══ Entries shown
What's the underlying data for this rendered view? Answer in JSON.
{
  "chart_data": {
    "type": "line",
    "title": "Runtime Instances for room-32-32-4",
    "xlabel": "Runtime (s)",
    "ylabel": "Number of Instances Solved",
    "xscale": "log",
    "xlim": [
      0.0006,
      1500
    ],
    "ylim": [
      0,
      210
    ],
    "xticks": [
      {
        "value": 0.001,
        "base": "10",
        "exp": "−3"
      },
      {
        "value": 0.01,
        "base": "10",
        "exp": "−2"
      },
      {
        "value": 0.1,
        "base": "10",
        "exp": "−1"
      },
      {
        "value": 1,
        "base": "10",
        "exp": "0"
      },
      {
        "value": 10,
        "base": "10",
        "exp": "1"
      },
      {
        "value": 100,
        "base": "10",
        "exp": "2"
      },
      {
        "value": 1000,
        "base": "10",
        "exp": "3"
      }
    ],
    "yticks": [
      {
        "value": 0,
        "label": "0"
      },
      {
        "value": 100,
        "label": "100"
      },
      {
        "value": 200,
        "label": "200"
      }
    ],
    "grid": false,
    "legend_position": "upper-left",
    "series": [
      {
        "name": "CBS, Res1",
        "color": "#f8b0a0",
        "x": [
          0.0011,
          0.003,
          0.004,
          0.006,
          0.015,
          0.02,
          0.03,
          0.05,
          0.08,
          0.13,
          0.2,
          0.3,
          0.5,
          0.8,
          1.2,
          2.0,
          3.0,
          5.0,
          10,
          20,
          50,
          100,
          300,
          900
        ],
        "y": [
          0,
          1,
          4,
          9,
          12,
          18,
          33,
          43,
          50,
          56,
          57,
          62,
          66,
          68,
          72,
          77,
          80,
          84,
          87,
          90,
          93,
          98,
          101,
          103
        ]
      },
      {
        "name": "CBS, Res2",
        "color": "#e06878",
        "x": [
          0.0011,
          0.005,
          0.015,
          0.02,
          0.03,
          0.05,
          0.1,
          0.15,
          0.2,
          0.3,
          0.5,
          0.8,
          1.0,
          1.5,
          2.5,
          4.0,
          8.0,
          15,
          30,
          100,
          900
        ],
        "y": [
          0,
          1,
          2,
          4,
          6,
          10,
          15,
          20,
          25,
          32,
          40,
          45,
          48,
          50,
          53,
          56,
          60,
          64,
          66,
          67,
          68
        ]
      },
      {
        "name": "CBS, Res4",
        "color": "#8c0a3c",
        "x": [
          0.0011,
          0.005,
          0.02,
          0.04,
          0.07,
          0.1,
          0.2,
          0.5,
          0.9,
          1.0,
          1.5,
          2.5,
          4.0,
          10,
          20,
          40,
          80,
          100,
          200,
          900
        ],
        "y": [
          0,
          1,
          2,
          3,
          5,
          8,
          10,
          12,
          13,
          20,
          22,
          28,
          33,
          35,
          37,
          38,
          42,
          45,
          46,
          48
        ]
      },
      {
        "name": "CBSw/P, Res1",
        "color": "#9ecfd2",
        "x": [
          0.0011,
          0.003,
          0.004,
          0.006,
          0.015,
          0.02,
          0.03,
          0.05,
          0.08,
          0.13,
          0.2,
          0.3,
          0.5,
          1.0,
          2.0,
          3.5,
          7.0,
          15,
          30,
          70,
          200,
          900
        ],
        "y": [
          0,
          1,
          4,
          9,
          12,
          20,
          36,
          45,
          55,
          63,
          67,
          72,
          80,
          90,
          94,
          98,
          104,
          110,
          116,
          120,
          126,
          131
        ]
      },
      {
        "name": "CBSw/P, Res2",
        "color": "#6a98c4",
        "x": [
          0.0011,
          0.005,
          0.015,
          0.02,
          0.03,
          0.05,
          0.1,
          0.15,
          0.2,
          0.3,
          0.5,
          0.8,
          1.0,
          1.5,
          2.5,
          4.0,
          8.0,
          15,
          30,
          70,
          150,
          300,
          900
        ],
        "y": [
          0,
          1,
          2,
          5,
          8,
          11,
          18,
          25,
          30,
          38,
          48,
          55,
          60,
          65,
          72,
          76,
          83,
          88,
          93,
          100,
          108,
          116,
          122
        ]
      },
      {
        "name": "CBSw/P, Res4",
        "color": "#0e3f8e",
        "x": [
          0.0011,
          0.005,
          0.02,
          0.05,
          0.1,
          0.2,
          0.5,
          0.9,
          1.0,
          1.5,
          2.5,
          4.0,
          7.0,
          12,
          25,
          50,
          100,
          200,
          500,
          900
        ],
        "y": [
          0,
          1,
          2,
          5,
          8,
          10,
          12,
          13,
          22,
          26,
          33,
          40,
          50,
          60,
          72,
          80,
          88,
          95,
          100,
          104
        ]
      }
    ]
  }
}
════
| Short exercise |
Give the count of lines holding the word "CBSw" and nothing more.

| Result for this exercise |
3